:: Objective ::
Only the pictures are omitted; repeat all other data exactly.
○ ○ ○ ○
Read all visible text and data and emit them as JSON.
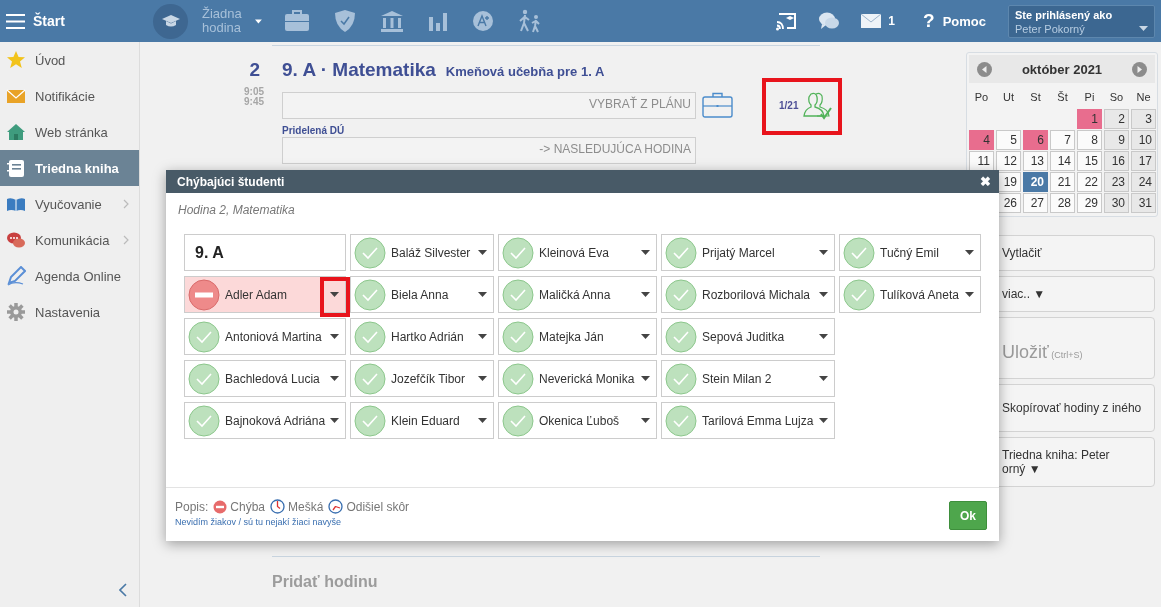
{
  "topbar": {
    "menu_label": "Štart",
    "lesson_picker": "Žiadna hodina",
    "messages_count": "1",
    "help_icon": "?",
    "help_label": "Pomoc",
    "user": {
      "caption": "Ste prihlásený ako",
      "name": "Peter Pokorný"
    }
  },
  "sidebar": {
    "items": [
      {
        "label": "Úvod",
        "selected": false,
        "expandable": false
      },
      {
        "label": "Notifikácie",
        "selected": false,
        "expandable": false
      },
      {
        "label": "Web stránka",
        "selected": false,
        "expandable": false
      },
      {
        "label": "Triedna kniha",
        "selected": true,
        "expandable": false
      },
      {
        "label": "Vyučovanie",
        "selected": false,
        "expandable": true
      },
      {
        "label": "Komunikácia",
        "selected": false,
        "expandable": true
      },
      {
        "label": "Agenda Online",
        "selected": false,
        "expandable": false
      },
      {
        "label": "Nastavenia",
        "selected": false,
        "expandable": false
      }
    ]
  },
  "lesson": {
    "number": "2",
    "title": "9. A · Matematika",
    "room": "Kmeňová učebňa pre 1. A",
    "start": "9:05",
    "end": "9:45",
    "topic_button": "VYBRAŤ Z PLÁNU",
    "homework_label": "Pridelená DÚ",
    "homework_button": "-> NASLEDUJÚCA HODINA",
    "attendance": "1/21",
    "add_lesson": "Pridať hodinu"
  },
  "calendar": {
    "month": "október 2021",
    "weekdays": [
      "Po",
      "Ut",
      "St",
      "Št",
      "Pi",
      "So",
      "Ne"
    ],
    "weeks": [
      [
        {
          "kind": "empty"
        },
        {
          "kind": "empty"
        },
        {
          "kind": "empty"
        },
        {
          "kind": "empty"
        },
        {
          "kind": "day",
          "day": "1",
          "marked": true,
          "selected": false
        },
        {
          "kind": "day",
          "day": "2",
          "marked": false,
          "selected": false
        },
        {
          "kind": "day",
          "day": "3",
          "marked": false,
          "selected": false
        }
      ],
      [
        {
          "kind": "day",
          "day": "4",
          "marked": true,
          "selected": false
        },
        {
          "kind": "day",
          "day": "5",
          "marked": false,
          "selected": false
        },
        {
          "kind": "day",
          "day": "6",
          "marked": true,
          "selected": false
        },
        {
          "kind": "day",
          "day": "7",
          "marked": false,
          "selected": false
        },
        {
          "kind": "day",
          "day": "8",
          "marked": false,
          "selected": false
        },
        {
          "kind": "day",
          "day": "9",
          "marked": false,
          "selected": false
        },
        {
          "kind": "day",
          "day": "10",
          "marked": false,
          "selected": false
        }
      ],
      [
        {
          "kind": "day",
          "day": "11",
          "marked": false,
          "selected": false
        },
        {
          "kind": "day",
          "day": "12",
          "marked": false,
          "selected": false
        },
        {
          "kind": "day",
          "day": "13",
          "marked": false,
          "selected": false
        },
        {
          "kind": "day",
          "day": "14",
          "marked": false,
          "selected": false
        },
        {
          "kind": "day",
          "day": "15",
          "marked": false,
          "selected": false
        },
        {
          "kind": "day",
          "day": "16",
          "marked": false,
          "selected": false
        },
        {
          "kind": "day",
          "day": "17",
          "marked": false,
          "selected": false
        }
      ],
      [
        {
          "kind": "covered"
        },
        {
          "kind": "day",
          "day": "19",
          "marked": false,
          "selected": false
        },
        {
          "kind": "day",
          "day": "20",
          "marked": false,
          "selected": true
        },
        {
          "kind": "day",
          "day": "21",
          "marked": false,
          "selected": false
        },
        {
          "kind": "day",
          "day": "22",
          "marked": false,
          "selected": false
        },
        {
          "kind": "day",
          "day": "23",
          "marked": false,
          "selected": false
        },
        {
          "kind": "day",
          "day": "24",
          "marked": false,
          "selected": false
        }
      ],
      [
        {
          "kind": "covered"
        },
        {
          "kind": "day",
          "day": "26",
          "marked": false,
          "selected": false
        },
        {
          "kind": "day",
          "day": "27",
          "marked": false,
          "selected": false
        },
        {
          "kind": "day",
          "day": "28",
          "marked": false,
          "selected": false
        },
        {
          "kind": "day",
          "day": "29",
          "marked": false,
          "selected": false
        },
        {
          "kind": "day",
          "day": "30",
          "marked": false,
          "selected": false
        },
        {
          "kind": "day",
          "day": "31",
          "marked": false,
          "selected": false
        }
      ]
    ]
  },
  "actions": [
    {
      "kind": "plain",
      "lines": [
        "Vytlačiť"
      ]
    },
    {
      "kind": "plain",
      "lines": [
        "viac.. ▼"
      ]
    },
    {
      "kind": "save",
      "lines": [
        "Uložiť"
      ],
      "hint": "(Ctrl+S)"
    },
    {
      "kind": "plain",
      "lines": [
        "Skopírovať hodiny z iného"
      ]
    },
    {
      "kind": "plain",
      "lines": [
        "Triedna kniha: Peter",
        "orný ▼"
      ]
    }
  ],
  "modal": {
    "title": "Chýbajúci študenti",
    "close": "✖",
    "subtitle": "Hodina 2, Matematika",
    "class_label": "9. A",
    "students": [
      {
        "name": "Adler Adam",
        "absent": true
      },
      {
        "name": "Antoniová Martina",
        "absent": false
      },
      {
        "name": "Bachledová Lucia",
        "absent": false
      },
      {
        "name": "Bajnoková Adriána",
        "absent": false
      },
      {
        "name": "Baláž Silvester",
        "absent": false
      },
      {
        "name": "Biela Anna",
        "absent": false
      },
      {
        "name": "Hartko Adrián",
        "absent": false
      },
      {
        "name": "Jozefčík Tibor",
        "absent": false
      },
      {
        "name": "Klein Eduard",
        "absent": false
      },
      {
        "name": "Kleinová Eva",
        "absent": false
      },
      {
        "name": "Maličká Anna",
        "absent": false
      },
      {
        "name": "Matejka Ján",
        "absent": false
      },
      {
        "name": "Neverická Monika",
        "absent": false
      },
      {
        "name": "Okenica Ľuboš",
        "absent": false
      },
      {
        "name": "Prijatý Marcel",
        "absent": false
      },
      {
        "name": "Rozborilová Michala",
        "absent": false
      },
      {
        "name": "Sepová Juditka",
        "absent": false
      },
      {
        "name": "Stein Milan 2",
        "absent": false
      },
      {
        "name": "Tarilová Emma Lujza",
        "absent": false
      },
      {
        "name": "Tučný Emil",
        "absent": false
      },
      {
        "name": "Tulíková Aneta",
        "absent": false
      }
    ],
    "legend_label": "Popis:",
    "legend": [
      {
        "kind": "absent",
        "label": "Chýba"
      },
      {
        "kind": "late",
        "label": "Mešká"
      },
      {
        "kind": "left_early",
        "label": "Odišiel skôr"
      }
    ],
    "link": "Nevidím žiakov / sú tu nejakí žiaci navyše",
    "ok": "Ok"
  }
}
○ ○ ○ ○
:: Exercise answer ::
Read all visible text and data and emit them as JSON.
{
  "topbar": {
    "menu_label": "Štart",
    "lesson_picker": "Žiadna hodina",
    "messages_count": "1",
    "help_icon": "?",
    "help_label": "Pomoc",
    "user": {
      "caption": "Ste prihlásený ako",
      "name": "Peter Pokorný"
    }
  },
  "sidebar": {
    "items": [
      {
        "label": "Úvod",
        "selected": false,
        "expandable": false
      },
      {
        "label": "Notifikácie",
        "selected": false,
        "expandable": false
      },
      {
        "label": "Web stránka",
        "selected": false,
        "expandable": false
      },
      {
        "label": "Triedna kniha",
        "selected": true,
        "expandable": false
      },
      {
        "label": "Vyučovanie",
        "selected": false,
        "expandable": true
      },
      {
        "label": "Komunikácia",
        "selected": false,
        "expandable": true
      },
      {
        "label": "Agenda Online",
        "selected": false,
        "expandable": false
      },
      {
        "label": "Nastavenia",
        "selected": false,
        "expandable": false
      }
    ]
  },
  "lesson": {
    "number": "2",
    "title": "9. A · Matematika",
    "room": "Kmeňová učebňa pre 1. A",
    "start": "9:05",
    "end": "9:45",
    "topic_button": "VYBRAŤ Z PLÁNU",
    "homework_label": "Pridelená DÚ",
    "homework_button": "-> NASLEDUJÚCA HODINA",
    "attendance": "1/21",
    "add_lesson": "Pridať hodinu"
  },
  "calendar": {
    "month": "október 2021",
    "weekdays": [
      "Po",
      "Ut",
      "St",
      "Št",
      "Pi",
      "So",
      "Ne"
    ],
    "weeks": [
      [
        {
          "kind": "empty"
        },
        {
          "kind": "empty"
        },
        {
          "kind": "empty"
        },
        {
          "kind": "empty"
        },
        {
          "kind": "day",
          "day": "1",
          "marked": true,
          "selected": false
        },
        {
          "kind": "day",
          "day": "2",
          "marked": false,
          "selected": false
        },
        {
          "kind": "day",
          "day": "3",
          "marked": false,
          "selected": false
        }
      ],
      [
        {
          "kind": "day",
          "day": "4",
          "marked": true,
          "selected": false
        },
        {
          "kind": "day",
          "day": "5",
          "marked": false,
          "selected": false
        },
        {
          "kind": "day",
          "day": "6",
          "marked": true,
          "selected": false
        },
        {
          "kind": "day",
          "day": "7",
          "marked": false,
          "selected": false
        },
        {
          "kind": "day",
          "day": "8",
          "marked": false,
          "selected": false
        },
        {
          "kind": "day",
          "day": "9",
          "marked": false,
          "selected": false
        },
        {
          "kind": "day",
          "day": "10",
          "marked": false,
          "selected": false
        }
      ],
      [
        {
          "kind": "day",
          "day": "11",
          "marked": false,
          "selected": false
        },
        {
          "kind": "day",
          "day": "12",
          "marked": false,
          "selected": false
        },
        {
          "kind": "day",
          "day": "13",
          "marked": false,
          "selected": false
        },
        {
          "kind": "day",
          "day": "14",
          "marked": false,
          "selected": false
        },
        {
          "kind": "day",
          "day": "15",
          "marked": false,
          "selected": false
        },
        {
          "kind": "day",
          "day": "16",
          "marked": false,
          "selected": false
        },
        {
          "kind": "day",
          "day": "17",
          "marked": false,
          "selected": false
        }
      ],
      [
        {
          "kind": "covered"
        },
        {
          "kind": "day",
          "day": "19",
          "marked": false,
          "selected": false
        },
        {
          "kind": "day",
          "day": "20",
          "marked": false,
          "selected": true
        },
        {
          "kind": "day",
          "day": "21",
          "marked": false,
          "selected": false
        },
        {
          "kind": "day",
          "day": "22",
          "marked": false,
          "selected": false
        },
        {
          "kind": "day",
          "day": "23",
          "marked": false,
          "selected": false
        },
        {
          "kind": "day",
          "day": "24",
          "marked": false,
          "selected": false
        }
      ],
      [
        {
          "kind": "covered"
        },
        {
          "kind": "day",
          "day": "26",
          "marked": false,
          "selected": false
        },
        {
          "kind": "day",
          "day": "27",
          "marked": false,
          "selected": false
        },
        {
          "kind": "day",
          "day": "28",
          "marked": false,
          "selected": false
        },
        {
          "kind": "day",
          "day": "29",
          "marked": false,
          "selected": false
        },
        {
          "kind": "day",
          "day": "30",
          "marked": false,
          "selected": false
        },
        {
          "kind": "day",
          "day": "31",
          "marked": false,
          "selected": false
        }
      ]
    ]
  },
  "actions": [
    {
      "kind": "plain",
      "lines": [
        "Vytlačiť"
      ]
    },
    {
      "kind": "plain",
      "lines": [
        "viac.. ▼"
      ]
    },
    {
      "kind": "save",
      "lines": [
        "Uložiť"
      ],
      "hint": "(Ctrl+S)"
    },
    {
      "kind": "plain",
      "lines": [
        "Skopírovať hodiny z iného"
      ]
    },
    {
      "kind": "plain",
      "lines": [
        "Triedna kniha: Peter",
        "orný ▼"
      ]
    }
  ],
  "modal": {
    "title": "Chýbajúci študenti",
    "close": "✖",
    "subtitle": "Hodina 2, Matematika",
    "class_label": "9. A",
    "students": [
      {
        "name": "Adler Adam",
        "absent": true
      },
      {
        "name": "Antoniová Martina",
        "absent": false
      },
      {
        "name": "Bachledová Lucia",
        "absent": false
      },
      {
        "name": "Bajnoková Adriána",
        "absent": false
      },
      {
        "name": "Baláž Silvester",
        "absent": false
      },
      {
        "name": "Biela Anna",
        "absent": false
      },
      {
        "name": "Hartko Adrián",
        "absent": false
      },
      {
        "name": "Jozefčík Tibor",
        "absent": false
      },
      {
        "name": "Klein Eduard",
        "absent": false
      },
      {
        "name": "Kleinová Eva",
        "absent": false
      },
      {
        "name": "Maličká Anna",
        "absent": false
      },
      {
        "name": "Matejka Ján",
        "absent": false
      },
      {
        "name": "Neverická Monika",
        "absent": false
      },
      {
        "name": "Okenica Ľuboš",
        "absent": false
      },
      {
        "name": "Prijatý Marcel",
        "absent": false
      },
      {
        "name": "Rozborilová Michala",
        "absent": false
      },
      {
        "name": "Sepová Juditka",
        "absent": false
      },
      {
        "name": "Stein Milan 2",
        "absent": false
      },
      {
        "name": "Tarilová Emma Lujza",
        "absent": false
      },
      {
        "name": "Tučný Emil",
        "absent": false
      },
      {
        "name": "Tulíková Aneta",
        "absent": false
      }
    ],
    "legend_label": "Popis:",
    "legend": [
      {
        "kind": "absent",
        "label": "Chýba"
      },
      {
        "kind": "late",
        "label": "Mešká"
      },
      {
        "kind": "left_early",
        "label": "Odišiel skôr"
      }
    ],
    "link": "Nevidím žiakov / sú tu nejakí žiaci navyše",
    "ok": "Ok"
  }
}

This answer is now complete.